=== Written request ===
Answer with nothing except the number of lines that contain the word "this".

--- Start of Raw records ---

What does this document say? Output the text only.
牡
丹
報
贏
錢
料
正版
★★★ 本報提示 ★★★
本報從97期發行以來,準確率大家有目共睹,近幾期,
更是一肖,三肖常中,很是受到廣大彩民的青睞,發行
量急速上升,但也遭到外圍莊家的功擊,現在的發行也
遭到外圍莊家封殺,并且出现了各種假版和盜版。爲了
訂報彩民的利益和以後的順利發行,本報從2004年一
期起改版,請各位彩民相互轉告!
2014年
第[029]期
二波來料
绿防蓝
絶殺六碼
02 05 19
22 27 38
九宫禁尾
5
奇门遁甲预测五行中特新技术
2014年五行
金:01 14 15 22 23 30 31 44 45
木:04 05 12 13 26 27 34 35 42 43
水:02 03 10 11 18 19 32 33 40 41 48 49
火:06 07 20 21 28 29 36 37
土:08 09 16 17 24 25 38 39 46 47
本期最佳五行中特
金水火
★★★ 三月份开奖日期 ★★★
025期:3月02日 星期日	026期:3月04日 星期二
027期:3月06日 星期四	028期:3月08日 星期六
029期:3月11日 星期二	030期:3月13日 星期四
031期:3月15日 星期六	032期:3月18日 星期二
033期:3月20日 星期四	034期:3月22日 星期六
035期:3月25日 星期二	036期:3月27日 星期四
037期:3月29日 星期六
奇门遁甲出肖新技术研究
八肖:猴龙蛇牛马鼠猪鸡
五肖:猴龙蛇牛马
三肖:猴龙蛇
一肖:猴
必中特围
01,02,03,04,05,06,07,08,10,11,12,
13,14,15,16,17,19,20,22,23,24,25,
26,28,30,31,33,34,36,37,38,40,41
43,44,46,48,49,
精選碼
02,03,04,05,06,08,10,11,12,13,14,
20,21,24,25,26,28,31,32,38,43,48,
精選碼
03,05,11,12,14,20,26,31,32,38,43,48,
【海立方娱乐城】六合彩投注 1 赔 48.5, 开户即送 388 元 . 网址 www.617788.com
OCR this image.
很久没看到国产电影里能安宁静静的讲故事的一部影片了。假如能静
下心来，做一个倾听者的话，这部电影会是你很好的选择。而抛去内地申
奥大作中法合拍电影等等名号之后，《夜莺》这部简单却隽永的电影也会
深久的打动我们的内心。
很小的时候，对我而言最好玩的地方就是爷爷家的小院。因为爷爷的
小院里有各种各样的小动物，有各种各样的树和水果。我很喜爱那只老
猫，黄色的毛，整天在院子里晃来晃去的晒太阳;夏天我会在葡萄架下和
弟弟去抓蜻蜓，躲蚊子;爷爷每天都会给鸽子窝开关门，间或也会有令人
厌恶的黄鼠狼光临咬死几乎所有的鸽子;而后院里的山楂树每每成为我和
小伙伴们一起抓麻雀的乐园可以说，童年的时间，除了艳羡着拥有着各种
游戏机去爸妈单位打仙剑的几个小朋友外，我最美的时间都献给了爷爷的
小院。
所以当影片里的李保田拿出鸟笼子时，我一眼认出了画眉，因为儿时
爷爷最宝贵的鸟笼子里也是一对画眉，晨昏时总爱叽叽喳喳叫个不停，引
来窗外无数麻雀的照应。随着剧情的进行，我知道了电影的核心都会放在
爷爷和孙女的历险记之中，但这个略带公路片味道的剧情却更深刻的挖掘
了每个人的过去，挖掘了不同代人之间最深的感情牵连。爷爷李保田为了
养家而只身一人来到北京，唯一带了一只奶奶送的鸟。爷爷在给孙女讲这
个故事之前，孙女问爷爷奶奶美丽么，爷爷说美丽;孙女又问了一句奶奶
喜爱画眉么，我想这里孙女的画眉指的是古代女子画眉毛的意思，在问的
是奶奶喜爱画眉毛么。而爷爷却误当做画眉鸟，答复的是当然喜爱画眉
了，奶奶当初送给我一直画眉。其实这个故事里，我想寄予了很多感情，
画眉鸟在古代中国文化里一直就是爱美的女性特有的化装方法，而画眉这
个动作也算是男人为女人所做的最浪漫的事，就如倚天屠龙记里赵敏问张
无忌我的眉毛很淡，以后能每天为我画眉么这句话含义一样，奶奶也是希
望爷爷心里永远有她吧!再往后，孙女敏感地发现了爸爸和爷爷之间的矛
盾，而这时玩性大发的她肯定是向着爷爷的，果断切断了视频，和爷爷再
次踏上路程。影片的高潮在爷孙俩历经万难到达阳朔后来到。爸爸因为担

--- End of Raw records ---
--- Start of Raw records ---

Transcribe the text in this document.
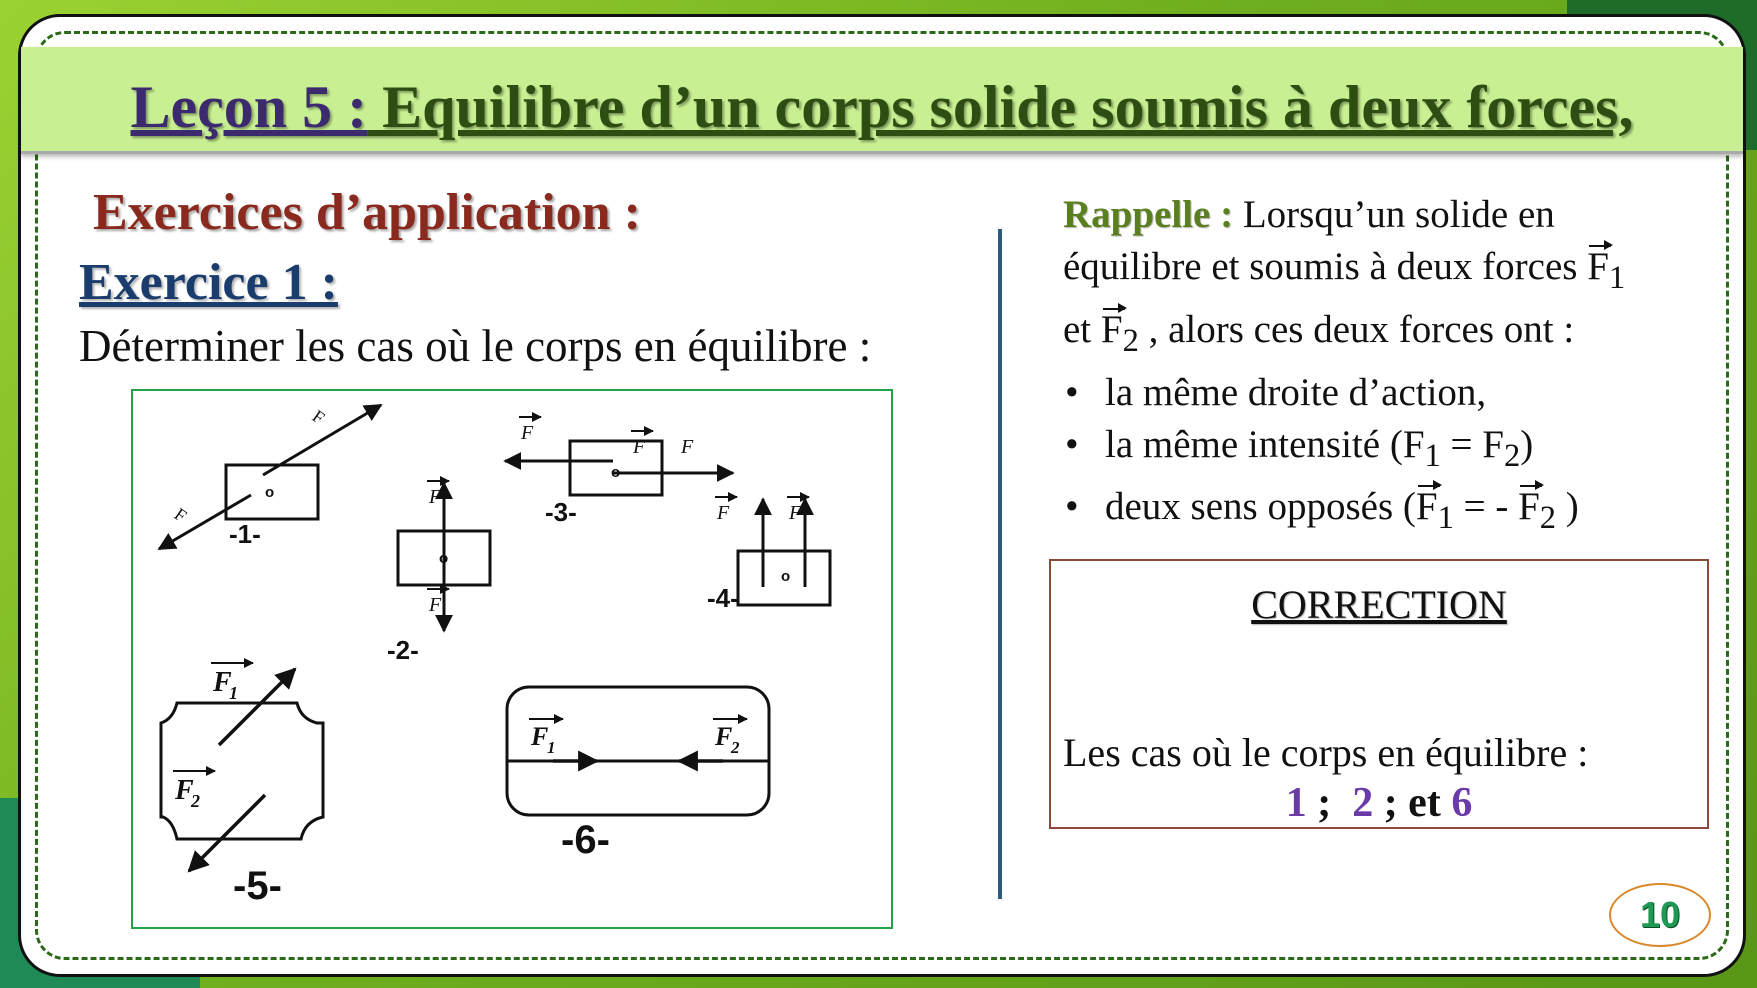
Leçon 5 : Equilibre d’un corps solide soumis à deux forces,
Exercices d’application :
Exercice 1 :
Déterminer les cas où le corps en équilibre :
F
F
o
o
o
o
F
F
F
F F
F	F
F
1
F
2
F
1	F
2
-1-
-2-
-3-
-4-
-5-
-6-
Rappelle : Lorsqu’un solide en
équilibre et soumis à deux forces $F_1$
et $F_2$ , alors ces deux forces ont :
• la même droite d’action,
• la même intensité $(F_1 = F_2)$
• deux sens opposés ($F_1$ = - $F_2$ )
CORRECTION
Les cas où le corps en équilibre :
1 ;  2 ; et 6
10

--- End of Raw records ---
--- Start of Raw records ---

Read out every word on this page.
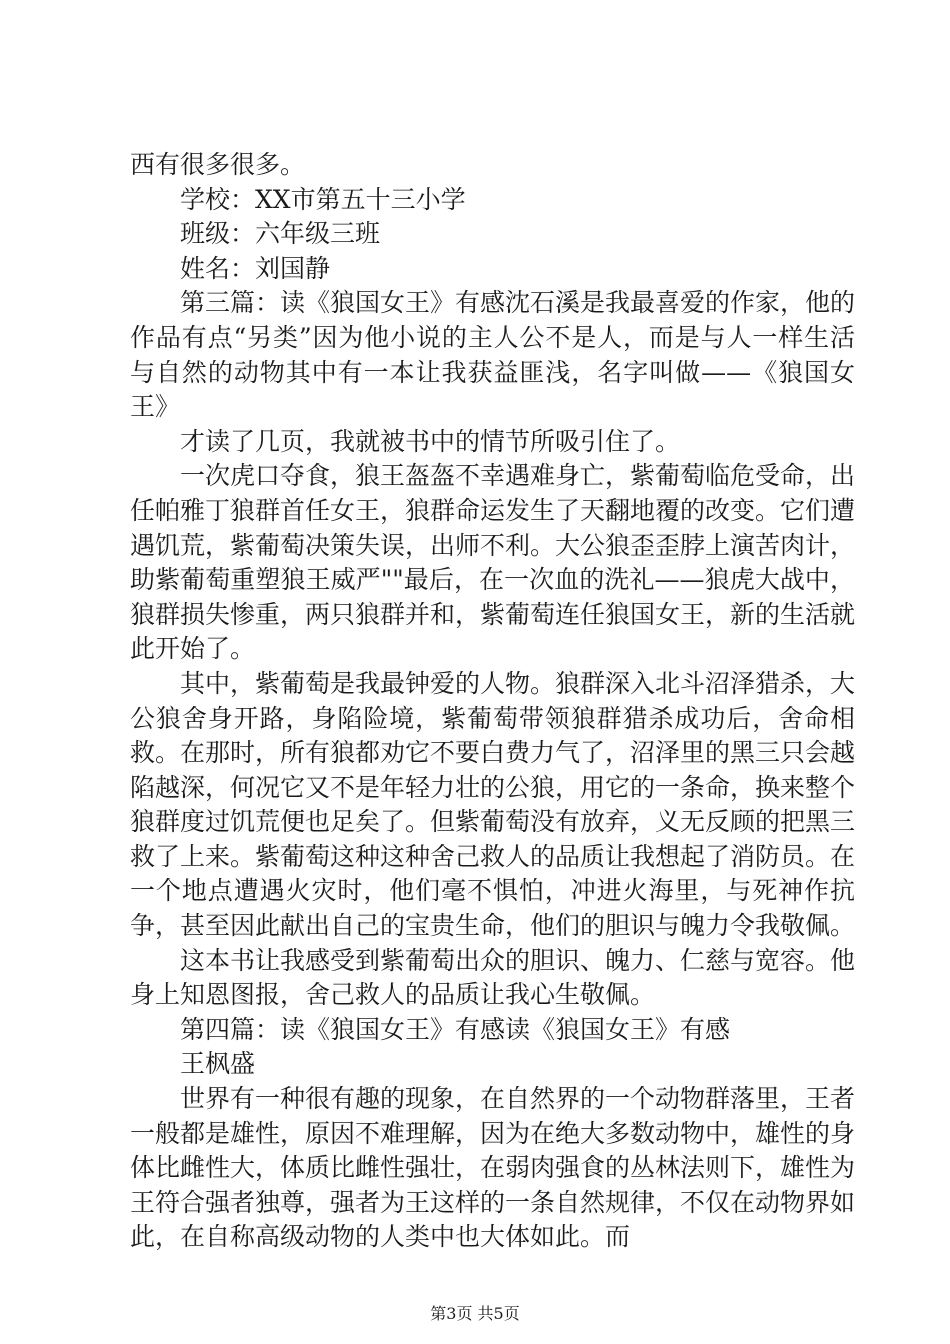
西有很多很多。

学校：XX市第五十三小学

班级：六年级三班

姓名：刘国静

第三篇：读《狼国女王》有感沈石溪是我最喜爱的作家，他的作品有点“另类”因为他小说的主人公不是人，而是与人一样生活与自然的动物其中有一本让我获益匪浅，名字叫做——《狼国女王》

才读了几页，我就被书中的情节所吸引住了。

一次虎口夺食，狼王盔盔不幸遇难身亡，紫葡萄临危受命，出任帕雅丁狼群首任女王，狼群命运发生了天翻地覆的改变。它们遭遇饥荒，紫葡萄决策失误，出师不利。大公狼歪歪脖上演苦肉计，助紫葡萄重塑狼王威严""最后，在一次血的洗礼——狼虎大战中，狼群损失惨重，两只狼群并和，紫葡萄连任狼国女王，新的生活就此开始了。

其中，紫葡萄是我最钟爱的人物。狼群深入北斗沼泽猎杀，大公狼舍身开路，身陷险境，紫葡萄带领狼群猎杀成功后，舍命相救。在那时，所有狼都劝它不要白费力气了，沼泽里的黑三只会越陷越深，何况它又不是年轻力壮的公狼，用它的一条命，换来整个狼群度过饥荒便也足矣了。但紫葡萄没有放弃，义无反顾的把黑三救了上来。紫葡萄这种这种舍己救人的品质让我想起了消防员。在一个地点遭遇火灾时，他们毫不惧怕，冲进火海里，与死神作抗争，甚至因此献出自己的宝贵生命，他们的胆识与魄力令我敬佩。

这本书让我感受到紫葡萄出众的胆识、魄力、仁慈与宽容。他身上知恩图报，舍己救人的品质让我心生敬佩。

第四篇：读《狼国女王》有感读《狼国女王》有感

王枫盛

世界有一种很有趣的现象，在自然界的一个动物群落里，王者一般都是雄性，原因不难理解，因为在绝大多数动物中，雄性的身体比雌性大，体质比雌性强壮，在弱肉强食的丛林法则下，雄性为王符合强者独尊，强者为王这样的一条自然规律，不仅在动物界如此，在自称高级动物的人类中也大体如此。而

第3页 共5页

--- End of Raw records ---

=== Expected answer ===
4